-- Start --

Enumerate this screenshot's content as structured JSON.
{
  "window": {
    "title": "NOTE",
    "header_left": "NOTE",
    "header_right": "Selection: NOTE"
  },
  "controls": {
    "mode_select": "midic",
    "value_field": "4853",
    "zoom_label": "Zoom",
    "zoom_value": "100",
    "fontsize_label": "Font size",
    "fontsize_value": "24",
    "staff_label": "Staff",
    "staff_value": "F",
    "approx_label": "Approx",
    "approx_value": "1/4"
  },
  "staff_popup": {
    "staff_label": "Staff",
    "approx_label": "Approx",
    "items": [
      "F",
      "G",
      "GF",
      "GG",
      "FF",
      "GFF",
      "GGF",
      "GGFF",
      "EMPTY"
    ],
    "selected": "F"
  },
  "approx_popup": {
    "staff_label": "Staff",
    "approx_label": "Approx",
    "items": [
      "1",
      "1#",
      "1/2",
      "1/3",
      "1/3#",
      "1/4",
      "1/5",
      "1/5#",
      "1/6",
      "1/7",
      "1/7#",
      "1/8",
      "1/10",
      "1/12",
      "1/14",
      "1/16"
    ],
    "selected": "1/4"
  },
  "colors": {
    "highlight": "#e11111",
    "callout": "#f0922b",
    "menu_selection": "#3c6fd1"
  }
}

-- End --

_BRIEF_
Look over the listing above. Pick out and copy every line that includes "NOTE".

_RESULT_
    "title": "NOTE",
    "header_left": "NOTE",
    "header_right": "Selection: NOTE"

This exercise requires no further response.